## AIM OF THE EXERCISE
Tally the lines of the data that include the word "JSON" and state the total, nothing else.

## Dataset entries on figures
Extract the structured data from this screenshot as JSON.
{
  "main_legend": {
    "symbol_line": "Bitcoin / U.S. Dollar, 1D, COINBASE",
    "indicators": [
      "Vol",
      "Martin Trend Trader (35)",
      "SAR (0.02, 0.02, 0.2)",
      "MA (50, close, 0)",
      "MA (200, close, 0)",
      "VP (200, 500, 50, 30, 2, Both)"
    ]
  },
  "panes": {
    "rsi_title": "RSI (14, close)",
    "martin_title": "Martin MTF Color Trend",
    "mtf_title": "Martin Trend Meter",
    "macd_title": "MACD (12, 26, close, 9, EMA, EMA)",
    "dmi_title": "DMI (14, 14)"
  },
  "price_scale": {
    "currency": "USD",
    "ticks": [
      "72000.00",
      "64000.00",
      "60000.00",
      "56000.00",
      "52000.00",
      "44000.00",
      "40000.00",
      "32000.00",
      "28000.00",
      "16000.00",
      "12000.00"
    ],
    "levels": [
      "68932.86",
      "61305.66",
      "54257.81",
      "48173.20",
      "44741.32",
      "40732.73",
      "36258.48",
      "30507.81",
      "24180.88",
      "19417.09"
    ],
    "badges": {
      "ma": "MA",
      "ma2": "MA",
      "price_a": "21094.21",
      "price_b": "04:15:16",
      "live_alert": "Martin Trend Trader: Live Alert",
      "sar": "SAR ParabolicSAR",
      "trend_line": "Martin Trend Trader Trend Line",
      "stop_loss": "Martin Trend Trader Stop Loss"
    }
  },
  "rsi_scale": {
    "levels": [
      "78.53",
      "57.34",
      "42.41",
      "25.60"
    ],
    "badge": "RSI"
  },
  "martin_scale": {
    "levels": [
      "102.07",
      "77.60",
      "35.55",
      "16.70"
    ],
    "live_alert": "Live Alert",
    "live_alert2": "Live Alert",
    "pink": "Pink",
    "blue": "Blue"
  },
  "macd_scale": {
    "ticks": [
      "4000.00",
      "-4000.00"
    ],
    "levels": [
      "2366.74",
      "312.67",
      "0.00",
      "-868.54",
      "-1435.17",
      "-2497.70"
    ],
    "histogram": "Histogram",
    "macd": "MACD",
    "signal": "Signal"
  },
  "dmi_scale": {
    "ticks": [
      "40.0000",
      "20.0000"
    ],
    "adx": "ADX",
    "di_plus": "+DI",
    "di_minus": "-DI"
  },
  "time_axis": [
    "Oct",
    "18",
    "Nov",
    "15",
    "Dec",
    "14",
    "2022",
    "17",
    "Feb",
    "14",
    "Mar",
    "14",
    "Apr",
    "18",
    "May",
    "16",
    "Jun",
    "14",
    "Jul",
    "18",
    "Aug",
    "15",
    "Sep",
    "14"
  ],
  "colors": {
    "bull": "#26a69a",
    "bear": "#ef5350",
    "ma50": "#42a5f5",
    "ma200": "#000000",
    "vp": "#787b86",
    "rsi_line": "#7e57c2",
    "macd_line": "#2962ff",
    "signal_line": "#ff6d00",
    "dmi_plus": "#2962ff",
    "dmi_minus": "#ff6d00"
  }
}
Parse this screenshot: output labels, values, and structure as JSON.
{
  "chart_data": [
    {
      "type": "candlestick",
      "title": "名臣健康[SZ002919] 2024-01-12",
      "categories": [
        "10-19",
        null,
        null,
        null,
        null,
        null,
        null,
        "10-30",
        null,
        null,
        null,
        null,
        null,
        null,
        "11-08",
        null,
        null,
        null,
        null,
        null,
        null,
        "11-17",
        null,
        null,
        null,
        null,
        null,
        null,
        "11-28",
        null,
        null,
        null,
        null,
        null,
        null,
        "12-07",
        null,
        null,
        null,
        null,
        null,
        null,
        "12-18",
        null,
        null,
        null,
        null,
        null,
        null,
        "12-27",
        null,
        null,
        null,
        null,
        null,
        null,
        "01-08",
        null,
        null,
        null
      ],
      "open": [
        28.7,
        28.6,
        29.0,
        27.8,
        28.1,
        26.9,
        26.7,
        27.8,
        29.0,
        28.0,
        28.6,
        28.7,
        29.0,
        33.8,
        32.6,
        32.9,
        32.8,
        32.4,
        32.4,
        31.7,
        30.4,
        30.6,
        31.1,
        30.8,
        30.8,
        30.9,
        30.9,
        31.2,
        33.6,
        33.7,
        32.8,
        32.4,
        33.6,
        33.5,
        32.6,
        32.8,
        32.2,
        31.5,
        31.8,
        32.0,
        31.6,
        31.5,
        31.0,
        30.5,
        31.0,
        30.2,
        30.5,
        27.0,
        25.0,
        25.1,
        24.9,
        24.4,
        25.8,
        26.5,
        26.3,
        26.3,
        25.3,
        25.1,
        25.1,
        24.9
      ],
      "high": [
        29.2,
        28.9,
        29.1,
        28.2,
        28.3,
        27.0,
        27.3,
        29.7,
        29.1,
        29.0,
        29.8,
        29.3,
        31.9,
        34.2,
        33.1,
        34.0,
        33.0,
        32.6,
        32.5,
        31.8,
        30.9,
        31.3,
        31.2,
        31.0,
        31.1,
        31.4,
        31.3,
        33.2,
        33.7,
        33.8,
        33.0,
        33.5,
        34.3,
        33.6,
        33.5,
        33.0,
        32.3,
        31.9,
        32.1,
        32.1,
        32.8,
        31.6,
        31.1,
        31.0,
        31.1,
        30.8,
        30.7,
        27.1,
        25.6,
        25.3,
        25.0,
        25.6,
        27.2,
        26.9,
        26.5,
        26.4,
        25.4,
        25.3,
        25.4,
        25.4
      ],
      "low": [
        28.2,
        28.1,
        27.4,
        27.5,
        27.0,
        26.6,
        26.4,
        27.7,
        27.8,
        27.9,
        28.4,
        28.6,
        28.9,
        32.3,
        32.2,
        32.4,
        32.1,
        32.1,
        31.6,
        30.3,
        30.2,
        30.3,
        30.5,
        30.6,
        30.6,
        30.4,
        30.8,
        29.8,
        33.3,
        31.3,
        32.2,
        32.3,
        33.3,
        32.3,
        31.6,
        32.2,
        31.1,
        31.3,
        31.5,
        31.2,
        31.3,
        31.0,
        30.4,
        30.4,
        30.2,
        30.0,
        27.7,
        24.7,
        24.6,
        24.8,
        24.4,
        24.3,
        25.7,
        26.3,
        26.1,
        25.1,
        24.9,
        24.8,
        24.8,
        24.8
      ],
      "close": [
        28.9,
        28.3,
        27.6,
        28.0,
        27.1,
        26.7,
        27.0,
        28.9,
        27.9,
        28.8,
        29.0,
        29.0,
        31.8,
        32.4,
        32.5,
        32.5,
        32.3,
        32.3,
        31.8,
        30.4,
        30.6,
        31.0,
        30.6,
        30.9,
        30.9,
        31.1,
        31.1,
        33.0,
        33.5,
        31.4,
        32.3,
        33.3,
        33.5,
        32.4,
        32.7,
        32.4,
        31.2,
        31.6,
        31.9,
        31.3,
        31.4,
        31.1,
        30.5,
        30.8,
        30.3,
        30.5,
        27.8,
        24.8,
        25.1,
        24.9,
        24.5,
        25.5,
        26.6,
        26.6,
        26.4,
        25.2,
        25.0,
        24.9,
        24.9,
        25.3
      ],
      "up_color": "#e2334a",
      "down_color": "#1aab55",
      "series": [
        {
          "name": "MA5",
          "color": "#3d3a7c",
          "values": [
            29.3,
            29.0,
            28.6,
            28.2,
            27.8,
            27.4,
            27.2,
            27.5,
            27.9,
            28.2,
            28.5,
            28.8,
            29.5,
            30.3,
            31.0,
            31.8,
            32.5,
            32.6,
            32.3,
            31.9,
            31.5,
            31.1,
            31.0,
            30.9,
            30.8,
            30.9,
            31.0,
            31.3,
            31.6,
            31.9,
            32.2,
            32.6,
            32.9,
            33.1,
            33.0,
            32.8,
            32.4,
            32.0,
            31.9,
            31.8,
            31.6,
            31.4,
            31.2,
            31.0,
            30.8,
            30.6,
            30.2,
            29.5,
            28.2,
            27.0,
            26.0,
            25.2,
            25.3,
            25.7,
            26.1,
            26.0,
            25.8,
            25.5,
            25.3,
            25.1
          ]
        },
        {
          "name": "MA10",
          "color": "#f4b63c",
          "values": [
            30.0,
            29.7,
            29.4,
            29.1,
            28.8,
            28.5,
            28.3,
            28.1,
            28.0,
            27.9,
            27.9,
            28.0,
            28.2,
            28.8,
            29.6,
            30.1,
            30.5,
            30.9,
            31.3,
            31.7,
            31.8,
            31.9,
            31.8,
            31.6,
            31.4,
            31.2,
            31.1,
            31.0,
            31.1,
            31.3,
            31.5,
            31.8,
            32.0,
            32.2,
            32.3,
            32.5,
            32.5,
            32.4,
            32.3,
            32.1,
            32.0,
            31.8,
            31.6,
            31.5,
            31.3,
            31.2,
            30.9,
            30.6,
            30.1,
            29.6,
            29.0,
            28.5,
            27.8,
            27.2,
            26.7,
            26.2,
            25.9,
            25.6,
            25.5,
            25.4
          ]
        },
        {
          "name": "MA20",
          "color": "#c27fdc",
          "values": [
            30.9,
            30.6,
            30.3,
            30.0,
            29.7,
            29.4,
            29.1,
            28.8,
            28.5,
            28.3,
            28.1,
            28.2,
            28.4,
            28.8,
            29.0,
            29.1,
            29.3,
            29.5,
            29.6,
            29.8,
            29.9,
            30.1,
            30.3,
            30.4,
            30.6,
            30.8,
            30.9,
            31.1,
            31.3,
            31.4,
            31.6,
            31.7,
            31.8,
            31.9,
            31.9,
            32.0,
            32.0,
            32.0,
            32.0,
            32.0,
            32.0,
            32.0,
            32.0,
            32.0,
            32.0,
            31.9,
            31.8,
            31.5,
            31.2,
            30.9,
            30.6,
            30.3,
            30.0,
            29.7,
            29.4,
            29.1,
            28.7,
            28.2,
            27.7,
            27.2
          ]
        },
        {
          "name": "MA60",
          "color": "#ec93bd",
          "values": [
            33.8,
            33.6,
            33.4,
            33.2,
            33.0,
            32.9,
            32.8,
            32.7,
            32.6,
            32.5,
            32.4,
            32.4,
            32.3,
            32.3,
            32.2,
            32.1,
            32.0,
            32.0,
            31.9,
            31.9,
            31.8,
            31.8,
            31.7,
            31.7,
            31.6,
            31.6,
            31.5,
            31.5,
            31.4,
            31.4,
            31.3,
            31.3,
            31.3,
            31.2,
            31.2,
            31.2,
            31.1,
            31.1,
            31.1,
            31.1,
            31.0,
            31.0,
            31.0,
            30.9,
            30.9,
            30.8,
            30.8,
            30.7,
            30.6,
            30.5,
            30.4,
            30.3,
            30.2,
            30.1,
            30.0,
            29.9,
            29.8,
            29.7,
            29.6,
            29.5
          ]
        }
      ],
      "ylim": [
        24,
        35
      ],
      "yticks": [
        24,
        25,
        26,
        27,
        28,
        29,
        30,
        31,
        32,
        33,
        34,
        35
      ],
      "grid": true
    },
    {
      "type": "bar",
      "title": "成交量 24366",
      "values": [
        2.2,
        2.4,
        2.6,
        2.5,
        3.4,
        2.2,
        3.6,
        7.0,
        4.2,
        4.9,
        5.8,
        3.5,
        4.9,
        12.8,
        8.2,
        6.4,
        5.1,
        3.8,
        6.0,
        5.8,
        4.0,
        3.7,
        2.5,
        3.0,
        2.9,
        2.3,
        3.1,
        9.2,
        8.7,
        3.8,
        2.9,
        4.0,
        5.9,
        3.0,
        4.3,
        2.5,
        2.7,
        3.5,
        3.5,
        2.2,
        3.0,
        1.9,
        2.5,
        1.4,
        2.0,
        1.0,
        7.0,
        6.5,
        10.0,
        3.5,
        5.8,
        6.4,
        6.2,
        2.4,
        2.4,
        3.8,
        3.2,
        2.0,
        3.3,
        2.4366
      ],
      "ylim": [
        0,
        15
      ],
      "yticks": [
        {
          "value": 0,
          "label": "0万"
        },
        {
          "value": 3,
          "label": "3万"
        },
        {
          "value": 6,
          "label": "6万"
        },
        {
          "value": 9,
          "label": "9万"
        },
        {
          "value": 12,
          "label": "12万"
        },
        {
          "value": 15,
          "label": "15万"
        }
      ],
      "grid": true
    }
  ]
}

## SOLUTION TO THIS PROBLEM
2